Stored data

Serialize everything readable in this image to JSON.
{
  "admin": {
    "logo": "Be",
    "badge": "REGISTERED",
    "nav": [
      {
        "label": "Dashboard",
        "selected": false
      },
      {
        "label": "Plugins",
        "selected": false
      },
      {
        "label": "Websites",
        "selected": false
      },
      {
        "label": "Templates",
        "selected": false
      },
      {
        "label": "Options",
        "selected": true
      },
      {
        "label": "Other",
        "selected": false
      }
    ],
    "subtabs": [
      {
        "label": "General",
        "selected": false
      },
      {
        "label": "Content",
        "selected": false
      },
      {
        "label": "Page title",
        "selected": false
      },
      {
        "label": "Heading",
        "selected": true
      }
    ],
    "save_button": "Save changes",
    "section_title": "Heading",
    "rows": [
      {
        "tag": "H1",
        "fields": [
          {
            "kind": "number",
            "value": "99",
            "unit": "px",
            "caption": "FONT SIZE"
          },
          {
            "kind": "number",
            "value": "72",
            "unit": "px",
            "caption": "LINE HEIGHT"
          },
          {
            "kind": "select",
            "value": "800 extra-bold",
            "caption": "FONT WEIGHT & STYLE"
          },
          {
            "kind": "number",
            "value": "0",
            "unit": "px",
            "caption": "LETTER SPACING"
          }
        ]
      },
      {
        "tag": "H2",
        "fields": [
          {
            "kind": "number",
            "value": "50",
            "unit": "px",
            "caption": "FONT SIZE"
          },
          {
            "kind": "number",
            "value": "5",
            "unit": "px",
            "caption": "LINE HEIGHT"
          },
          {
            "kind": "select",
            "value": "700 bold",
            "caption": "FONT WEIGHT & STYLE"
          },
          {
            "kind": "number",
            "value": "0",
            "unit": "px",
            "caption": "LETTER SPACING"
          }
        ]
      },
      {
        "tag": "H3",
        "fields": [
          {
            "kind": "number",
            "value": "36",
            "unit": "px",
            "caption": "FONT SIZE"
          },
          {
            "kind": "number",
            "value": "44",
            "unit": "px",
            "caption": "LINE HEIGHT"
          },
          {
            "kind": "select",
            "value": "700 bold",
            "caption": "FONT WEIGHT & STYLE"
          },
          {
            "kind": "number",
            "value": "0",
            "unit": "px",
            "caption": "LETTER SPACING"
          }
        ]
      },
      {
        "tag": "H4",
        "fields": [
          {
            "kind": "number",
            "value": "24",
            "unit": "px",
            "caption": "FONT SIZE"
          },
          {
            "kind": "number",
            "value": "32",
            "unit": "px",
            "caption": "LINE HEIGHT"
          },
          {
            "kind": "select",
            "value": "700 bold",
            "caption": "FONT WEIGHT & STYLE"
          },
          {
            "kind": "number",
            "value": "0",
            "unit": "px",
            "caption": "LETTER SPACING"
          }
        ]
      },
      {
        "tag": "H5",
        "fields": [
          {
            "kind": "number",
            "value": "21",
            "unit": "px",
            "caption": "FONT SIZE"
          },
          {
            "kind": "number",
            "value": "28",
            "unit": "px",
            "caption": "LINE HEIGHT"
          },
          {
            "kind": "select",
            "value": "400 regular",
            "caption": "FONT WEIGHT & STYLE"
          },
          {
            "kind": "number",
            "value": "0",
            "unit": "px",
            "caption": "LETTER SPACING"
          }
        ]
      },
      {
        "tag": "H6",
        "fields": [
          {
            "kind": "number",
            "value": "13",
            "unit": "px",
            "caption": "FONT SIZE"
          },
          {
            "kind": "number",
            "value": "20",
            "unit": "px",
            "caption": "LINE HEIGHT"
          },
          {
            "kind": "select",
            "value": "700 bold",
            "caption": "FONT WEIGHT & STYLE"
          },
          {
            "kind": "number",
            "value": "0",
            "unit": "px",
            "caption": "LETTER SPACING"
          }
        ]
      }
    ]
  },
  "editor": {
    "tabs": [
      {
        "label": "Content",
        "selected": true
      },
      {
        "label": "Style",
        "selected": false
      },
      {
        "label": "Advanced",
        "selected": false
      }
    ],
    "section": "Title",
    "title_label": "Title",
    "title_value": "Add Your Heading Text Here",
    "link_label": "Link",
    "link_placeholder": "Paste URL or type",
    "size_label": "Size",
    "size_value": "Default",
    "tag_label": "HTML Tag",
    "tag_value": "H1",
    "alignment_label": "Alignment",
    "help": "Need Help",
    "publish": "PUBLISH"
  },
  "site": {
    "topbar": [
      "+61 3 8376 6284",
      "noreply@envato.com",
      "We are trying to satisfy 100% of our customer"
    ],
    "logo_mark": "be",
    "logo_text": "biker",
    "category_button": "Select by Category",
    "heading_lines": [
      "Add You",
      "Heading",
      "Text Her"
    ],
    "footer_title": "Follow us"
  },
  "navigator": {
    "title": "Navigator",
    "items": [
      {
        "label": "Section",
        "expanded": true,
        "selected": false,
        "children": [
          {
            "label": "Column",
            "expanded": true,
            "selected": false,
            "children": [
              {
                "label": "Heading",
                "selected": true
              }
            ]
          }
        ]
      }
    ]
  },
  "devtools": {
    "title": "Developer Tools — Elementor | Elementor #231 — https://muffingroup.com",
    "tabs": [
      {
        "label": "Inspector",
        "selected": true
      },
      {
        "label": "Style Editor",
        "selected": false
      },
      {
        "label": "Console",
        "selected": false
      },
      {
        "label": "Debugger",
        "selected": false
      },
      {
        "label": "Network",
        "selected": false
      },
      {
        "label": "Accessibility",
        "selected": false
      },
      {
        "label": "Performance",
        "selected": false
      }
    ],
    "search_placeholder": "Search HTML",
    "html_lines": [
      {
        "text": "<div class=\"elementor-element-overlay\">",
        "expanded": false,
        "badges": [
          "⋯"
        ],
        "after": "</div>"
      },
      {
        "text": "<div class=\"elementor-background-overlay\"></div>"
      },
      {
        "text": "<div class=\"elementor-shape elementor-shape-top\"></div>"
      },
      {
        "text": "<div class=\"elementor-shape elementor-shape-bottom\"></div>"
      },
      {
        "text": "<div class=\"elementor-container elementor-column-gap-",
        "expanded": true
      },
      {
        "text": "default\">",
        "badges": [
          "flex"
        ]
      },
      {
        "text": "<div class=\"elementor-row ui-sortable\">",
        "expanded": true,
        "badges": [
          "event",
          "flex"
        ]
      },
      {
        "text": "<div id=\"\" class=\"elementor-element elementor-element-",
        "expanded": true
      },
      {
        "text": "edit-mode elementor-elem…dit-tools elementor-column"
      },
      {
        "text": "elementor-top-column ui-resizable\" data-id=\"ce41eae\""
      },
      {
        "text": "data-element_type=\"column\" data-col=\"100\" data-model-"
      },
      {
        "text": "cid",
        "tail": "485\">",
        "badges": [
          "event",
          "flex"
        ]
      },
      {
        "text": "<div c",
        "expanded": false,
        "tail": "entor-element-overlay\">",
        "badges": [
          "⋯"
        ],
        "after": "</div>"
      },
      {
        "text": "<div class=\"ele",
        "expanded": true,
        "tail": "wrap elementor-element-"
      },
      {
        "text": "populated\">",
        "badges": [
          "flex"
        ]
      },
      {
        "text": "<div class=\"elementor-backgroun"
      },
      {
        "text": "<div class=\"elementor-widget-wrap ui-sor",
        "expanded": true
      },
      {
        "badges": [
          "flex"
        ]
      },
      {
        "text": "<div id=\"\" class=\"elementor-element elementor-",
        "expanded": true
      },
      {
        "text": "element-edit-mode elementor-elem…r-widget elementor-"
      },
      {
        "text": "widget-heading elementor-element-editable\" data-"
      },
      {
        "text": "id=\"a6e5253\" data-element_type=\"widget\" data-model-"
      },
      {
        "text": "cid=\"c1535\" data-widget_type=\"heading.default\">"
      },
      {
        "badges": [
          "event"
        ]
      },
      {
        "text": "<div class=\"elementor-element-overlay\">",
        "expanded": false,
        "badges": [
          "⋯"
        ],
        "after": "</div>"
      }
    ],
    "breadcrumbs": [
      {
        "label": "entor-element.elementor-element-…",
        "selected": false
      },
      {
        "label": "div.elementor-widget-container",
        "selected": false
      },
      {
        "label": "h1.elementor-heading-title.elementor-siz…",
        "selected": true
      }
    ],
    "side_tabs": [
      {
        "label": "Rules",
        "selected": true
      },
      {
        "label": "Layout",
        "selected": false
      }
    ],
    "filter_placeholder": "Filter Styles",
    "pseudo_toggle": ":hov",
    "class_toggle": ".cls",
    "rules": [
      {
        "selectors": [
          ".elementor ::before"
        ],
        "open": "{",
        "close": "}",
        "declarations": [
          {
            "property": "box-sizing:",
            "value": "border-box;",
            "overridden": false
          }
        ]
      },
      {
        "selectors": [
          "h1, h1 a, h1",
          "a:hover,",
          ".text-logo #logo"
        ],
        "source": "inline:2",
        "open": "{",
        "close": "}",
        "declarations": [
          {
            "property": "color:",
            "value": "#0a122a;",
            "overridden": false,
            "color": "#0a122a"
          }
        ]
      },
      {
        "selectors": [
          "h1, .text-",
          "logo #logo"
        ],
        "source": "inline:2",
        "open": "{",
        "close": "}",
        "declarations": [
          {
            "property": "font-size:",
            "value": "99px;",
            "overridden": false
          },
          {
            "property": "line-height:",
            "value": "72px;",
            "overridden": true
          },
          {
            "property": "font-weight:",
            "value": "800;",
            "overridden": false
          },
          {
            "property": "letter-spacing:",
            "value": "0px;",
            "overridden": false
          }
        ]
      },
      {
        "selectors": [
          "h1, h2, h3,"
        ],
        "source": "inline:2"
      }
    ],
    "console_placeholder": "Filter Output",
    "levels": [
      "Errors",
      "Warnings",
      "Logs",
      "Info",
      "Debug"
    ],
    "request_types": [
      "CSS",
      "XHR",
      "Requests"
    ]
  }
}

Goal. Show all lines in the entries above where the word "property" appears.

Worked answer.
            "property": "box-sizing:",
            "property": "color:",
            "property": "font-size:",
            "property": "line-height:",
            "property": "font-weight:",
            "property": "letter-spacing:",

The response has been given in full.